*Excerpt provided*.
Mitigating Multimodal Hallucinations via Gradient-based Self-Reflection
Shan Wang, Maying Shen, Nadine Chang, Chuong Nguyen, Hongdong Li, Jose M. Alvarez
TL;DR
This work tackles hallucinations in multimodal LLMs by introducing GACD, an inference-time method that uses a first-order Taylor expansion to estimate token-level biases in the visual and textual inputs. It then mitigates hallucinations via object-aware visual token grouping and anchor-specific influence-weighted decoding, optionally applying sample-dependent early stopping to maintain grounding in long generations. Across open-ended generation and discriminative tasks, GACD reduces hallucinations, improves grounding, and preserves or enhances informativeness, achieving notable gains on benchmarks such as AMBER, POPE, and LLaVA-QA90 while remaining model-agnostic at inference. The approach improves visual grounding without retraining or external models, offering a practical and scalable solution with broad applicability to vision-language tasks and beyond.

*What the exercise asks*. Please continue the summary of the GACD paper on multimodal hallucinations, starting right after its final sentence.

(Dataset entries)
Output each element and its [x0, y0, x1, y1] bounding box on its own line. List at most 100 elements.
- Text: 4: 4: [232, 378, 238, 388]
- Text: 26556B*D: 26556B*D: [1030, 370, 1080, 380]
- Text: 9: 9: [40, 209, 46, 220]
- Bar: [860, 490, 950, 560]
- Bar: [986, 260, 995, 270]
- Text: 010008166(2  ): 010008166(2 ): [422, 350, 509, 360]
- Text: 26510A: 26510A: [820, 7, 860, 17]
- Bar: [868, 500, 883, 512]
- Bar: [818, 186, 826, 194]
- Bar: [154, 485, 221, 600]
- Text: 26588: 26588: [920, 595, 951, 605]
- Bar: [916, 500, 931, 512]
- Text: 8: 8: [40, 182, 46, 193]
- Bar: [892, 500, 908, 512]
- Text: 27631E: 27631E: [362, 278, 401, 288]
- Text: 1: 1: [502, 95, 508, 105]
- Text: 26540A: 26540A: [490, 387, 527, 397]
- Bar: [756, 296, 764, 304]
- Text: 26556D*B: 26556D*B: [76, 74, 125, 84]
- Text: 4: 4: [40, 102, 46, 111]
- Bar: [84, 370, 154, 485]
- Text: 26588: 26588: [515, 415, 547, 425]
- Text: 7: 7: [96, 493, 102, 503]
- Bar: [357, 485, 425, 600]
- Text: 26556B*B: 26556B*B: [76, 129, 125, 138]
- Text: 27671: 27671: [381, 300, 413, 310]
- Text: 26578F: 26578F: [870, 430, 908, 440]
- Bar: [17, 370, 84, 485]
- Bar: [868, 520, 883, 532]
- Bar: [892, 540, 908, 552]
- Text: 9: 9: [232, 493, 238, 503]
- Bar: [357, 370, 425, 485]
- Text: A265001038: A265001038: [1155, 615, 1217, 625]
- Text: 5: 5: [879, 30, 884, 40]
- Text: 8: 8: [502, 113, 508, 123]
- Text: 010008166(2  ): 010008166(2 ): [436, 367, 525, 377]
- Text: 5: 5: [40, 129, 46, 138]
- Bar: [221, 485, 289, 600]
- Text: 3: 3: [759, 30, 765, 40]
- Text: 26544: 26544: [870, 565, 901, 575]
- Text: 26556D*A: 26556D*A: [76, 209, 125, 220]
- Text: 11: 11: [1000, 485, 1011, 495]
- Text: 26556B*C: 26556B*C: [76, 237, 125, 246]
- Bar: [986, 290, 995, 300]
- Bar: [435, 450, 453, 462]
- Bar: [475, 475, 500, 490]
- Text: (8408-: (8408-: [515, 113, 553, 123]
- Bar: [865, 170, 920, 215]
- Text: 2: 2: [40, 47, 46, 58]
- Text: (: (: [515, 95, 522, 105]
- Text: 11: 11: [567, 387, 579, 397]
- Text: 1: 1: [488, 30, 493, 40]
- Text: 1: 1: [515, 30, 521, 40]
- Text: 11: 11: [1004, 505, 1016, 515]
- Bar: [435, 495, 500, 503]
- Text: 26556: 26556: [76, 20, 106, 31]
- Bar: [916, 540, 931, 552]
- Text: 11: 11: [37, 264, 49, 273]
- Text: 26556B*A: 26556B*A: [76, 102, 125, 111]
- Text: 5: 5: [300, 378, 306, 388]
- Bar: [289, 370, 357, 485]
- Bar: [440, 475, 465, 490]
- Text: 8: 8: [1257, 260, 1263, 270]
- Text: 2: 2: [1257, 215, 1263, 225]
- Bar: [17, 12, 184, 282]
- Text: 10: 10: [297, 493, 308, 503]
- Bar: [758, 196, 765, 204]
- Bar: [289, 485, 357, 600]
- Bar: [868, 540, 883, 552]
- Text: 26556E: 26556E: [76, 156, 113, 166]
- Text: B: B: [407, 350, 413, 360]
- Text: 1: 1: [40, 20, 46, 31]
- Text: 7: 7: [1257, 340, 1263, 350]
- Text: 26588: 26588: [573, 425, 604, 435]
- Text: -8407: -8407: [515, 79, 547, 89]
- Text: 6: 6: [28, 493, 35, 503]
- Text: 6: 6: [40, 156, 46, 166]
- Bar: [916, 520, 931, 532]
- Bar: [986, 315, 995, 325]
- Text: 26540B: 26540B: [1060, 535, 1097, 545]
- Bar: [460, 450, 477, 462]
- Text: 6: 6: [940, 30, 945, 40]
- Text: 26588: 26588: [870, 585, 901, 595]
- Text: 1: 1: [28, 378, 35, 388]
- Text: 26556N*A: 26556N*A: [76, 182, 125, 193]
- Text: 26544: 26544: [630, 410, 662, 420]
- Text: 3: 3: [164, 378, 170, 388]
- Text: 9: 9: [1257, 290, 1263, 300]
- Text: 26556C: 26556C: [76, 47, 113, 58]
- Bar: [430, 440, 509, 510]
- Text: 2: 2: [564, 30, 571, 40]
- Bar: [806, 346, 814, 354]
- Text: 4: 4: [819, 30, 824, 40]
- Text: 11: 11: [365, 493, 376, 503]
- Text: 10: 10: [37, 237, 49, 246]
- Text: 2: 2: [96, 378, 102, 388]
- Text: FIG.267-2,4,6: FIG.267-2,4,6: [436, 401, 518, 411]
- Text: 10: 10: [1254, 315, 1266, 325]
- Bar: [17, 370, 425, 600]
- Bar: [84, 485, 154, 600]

*Answer box*.
Abstract
Multimodal large language models achieve strong performance across diverse tasks but remain prone to hallucinations, where outputs are not grounded in visual inputs. This issue can be attributed to two main biases: text-visual bias, the overreliance on prompts and prior outputs, and co-occurrence bias, spurious correlations between frequently paired objects. We propose Gradient-based Influence-Aware Constrained Decoding (GACD), an inference-based method, that addresses both biases without auxiliary models, and is readily applicable to existing models without finetuning. The core of our approach is bias estimation, which uses first-order Taylor gradients to understand the contribution of individual tokens-visual features and text tokens-to the current output. Based on this analysis, GACD mitigates hallucinations through two components: (1) suppressing spurious visual features correlated with the output objects, and (2) rebalancing cross-modal contributions by strengthening visual features relative to text. Experiments across multiple benchmarks demonstrate that GACD effectively reduces hallucinations and improves the visual grounding of MLLM outputs.